Brief: Gather up the lines with the word "zooals" in them.

Data for this task:

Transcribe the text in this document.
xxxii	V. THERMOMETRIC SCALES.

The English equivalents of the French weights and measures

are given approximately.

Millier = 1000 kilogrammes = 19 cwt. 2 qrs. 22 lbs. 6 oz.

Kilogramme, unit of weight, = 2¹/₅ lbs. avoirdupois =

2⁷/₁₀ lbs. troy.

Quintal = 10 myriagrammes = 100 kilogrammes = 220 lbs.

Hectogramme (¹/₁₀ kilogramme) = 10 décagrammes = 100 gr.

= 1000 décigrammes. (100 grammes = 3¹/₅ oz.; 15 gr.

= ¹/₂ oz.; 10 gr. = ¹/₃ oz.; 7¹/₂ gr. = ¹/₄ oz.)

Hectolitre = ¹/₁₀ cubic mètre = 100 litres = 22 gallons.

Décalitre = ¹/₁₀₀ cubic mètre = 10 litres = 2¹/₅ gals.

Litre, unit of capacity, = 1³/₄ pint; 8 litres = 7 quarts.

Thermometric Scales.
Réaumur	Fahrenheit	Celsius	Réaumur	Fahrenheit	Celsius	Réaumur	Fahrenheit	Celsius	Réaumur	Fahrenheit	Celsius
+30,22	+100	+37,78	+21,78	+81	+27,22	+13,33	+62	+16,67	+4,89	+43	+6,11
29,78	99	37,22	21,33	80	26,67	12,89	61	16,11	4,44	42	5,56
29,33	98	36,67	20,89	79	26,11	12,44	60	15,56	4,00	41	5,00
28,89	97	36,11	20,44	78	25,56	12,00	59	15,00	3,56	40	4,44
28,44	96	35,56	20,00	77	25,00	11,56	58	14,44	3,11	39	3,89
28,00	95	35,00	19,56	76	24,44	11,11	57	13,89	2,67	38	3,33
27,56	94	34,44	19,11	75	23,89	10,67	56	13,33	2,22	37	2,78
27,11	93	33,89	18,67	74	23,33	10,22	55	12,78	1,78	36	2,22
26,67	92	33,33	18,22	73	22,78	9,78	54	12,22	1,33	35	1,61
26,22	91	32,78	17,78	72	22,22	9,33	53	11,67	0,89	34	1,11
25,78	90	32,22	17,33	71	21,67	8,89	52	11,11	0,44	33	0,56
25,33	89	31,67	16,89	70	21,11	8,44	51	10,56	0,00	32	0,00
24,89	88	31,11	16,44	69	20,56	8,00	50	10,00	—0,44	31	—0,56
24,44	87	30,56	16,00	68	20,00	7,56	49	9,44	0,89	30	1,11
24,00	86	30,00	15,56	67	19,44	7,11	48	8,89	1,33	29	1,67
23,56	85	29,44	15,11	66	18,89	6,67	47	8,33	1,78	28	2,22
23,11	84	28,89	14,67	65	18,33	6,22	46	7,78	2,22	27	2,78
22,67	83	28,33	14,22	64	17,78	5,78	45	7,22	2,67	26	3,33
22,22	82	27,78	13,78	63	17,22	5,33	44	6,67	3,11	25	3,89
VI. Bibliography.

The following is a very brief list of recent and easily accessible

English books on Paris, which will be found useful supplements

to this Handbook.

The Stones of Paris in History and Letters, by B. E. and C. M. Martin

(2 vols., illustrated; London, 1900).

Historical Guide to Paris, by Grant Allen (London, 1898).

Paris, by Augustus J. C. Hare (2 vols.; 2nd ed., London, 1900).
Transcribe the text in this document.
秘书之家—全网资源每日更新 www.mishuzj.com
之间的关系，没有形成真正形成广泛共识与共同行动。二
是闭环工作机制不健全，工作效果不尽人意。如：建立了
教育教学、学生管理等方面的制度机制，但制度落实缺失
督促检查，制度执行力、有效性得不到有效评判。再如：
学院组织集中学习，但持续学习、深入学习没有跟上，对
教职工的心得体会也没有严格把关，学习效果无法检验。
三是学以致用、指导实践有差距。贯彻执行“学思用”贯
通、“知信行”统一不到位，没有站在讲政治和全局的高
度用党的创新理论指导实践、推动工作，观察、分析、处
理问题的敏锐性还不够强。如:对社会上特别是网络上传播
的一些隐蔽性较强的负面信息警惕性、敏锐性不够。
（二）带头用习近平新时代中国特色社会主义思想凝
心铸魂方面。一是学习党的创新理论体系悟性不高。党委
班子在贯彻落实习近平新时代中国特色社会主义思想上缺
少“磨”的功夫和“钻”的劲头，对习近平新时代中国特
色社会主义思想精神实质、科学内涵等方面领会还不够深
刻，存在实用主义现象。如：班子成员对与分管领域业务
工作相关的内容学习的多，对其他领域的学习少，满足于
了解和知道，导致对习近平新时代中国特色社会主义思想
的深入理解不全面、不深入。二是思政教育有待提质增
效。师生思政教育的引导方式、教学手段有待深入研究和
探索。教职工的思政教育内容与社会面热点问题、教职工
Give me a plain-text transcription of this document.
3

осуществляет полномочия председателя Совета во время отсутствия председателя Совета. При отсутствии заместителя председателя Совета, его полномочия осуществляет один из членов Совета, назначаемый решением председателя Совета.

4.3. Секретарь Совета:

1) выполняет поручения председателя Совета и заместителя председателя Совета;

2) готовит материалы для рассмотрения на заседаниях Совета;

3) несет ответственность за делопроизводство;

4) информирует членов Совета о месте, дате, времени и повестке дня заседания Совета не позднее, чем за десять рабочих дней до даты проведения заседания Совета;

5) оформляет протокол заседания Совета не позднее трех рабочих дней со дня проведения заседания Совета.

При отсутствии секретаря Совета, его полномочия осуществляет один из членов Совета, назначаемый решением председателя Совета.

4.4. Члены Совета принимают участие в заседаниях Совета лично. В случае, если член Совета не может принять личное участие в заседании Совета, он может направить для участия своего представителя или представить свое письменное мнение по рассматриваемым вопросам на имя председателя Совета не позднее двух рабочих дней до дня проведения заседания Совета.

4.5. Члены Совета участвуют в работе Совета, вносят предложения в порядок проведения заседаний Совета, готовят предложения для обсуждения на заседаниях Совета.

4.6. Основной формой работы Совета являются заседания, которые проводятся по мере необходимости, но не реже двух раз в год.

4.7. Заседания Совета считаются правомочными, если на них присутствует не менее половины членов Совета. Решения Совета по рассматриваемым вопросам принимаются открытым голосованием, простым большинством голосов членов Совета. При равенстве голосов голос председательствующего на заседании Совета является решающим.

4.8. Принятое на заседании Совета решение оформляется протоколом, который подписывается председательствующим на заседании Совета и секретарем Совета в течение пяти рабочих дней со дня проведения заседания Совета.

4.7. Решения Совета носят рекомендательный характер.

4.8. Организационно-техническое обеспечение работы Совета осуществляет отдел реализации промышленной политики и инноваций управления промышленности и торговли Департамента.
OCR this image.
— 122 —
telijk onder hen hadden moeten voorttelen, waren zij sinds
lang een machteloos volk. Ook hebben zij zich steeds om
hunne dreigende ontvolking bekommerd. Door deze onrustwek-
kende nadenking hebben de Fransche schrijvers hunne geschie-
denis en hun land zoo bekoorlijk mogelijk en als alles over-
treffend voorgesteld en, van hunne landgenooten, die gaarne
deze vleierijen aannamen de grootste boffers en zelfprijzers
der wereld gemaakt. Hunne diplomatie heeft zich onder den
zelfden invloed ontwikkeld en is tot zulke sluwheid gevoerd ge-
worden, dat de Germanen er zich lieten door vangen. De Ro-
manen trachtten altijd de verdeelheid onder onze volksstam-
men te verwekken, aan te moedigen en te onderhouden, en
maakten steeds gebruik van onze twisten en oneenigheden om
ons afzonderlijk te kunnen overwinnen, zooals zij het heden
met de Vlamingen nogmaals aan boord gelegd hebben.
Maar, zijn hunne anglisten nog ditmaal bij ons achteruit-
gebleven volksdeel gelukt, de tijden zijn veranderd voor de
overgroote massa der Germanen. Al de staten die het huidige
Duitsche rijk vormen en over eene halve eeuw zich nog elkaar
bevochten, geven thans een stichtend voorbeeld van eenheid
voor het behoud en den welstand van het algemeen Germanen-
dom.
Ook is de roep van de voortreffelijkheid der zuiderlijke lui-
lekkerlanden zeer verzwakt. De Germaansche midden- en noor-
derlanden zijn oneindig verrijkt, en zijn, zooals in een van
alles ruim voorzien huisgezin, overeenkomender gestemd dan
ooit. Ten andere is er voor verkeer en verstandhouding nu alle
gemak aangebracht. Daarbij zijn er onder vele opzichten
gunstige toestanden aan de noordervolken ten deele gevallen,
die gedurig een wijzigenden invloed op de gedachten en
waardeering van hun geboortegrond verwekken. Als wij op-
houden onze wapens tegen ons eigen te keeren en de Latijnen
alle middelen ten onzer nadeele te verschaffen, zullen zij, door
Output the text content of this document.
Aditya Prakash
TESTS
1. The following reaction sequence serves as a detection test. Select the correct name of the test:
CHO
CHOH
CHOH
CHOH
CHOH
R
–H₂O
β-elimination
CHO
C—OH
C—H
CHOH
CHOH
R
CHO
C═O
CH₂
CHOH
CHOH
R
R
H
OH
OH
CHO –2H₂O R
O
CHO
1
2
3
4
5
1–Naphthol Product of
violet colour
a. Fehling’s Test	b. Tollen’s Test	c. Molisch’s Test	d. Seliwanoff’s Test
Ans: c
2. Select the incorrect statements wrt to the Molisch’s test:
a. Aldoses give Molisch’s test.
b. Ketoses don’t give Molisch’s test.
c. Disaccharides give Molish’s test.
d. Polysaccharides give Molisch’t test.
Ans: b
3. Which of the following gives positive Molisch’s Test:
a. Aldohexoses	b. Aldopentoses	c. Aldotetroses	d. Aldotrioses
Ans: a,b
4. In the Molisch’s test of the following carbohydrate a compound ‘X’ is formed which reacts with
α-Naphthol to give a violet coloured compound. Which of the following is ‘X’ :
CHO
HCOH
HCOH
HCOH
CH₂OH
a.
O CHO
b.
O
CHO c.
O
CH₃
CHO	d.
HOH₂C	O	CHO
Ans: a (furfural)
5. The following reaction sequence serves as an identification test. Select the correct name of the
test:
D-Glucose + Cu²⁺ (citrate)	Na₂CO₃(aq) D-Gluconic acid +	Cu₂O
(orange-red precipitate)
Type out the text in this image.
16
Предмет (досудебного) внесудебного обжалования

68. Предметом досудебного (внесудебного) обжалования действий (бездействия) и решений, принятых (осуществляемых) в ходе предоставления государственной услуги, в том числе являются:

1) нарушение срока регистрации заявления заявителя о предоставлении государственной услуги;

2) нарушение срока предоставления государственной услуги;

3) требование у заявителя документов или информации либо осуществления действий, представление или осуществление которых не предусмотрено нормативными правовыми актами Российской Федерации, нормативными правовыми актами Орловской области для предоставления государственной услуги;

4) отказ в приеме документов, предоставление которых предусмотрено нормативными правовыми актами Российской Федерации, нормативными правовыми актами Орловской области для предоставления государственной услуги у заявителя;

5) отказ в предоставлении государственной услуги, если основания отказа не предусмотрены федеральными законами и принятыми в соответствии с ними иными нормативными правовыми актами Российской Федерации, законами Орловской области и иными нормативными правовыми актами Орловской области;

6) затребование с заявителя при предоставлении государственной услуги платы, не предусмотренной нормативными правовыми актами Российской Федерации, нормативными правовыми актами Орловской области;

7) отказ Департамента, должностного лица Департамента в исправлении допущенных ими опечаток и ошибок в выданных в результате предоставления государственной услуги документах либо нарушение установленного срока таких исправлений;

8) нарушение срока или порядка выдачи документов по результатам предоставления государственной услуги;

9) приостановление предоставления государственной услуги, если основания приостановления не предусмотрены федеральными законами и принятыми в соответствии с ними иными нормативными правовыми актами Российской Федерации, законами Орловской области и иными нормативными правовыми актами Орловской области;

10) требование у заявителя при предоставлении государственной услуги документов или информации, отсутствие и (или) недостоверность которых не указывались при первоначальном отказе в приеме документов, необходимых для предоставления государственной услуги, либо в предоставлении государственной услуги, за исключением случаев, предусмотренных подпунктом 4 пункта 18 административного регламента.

Output:
ons afzonderlijk te kunnen overwinnen, zooals zij het heden
derlanden zijn oneindig verrijkt, en zijn, zooals in een van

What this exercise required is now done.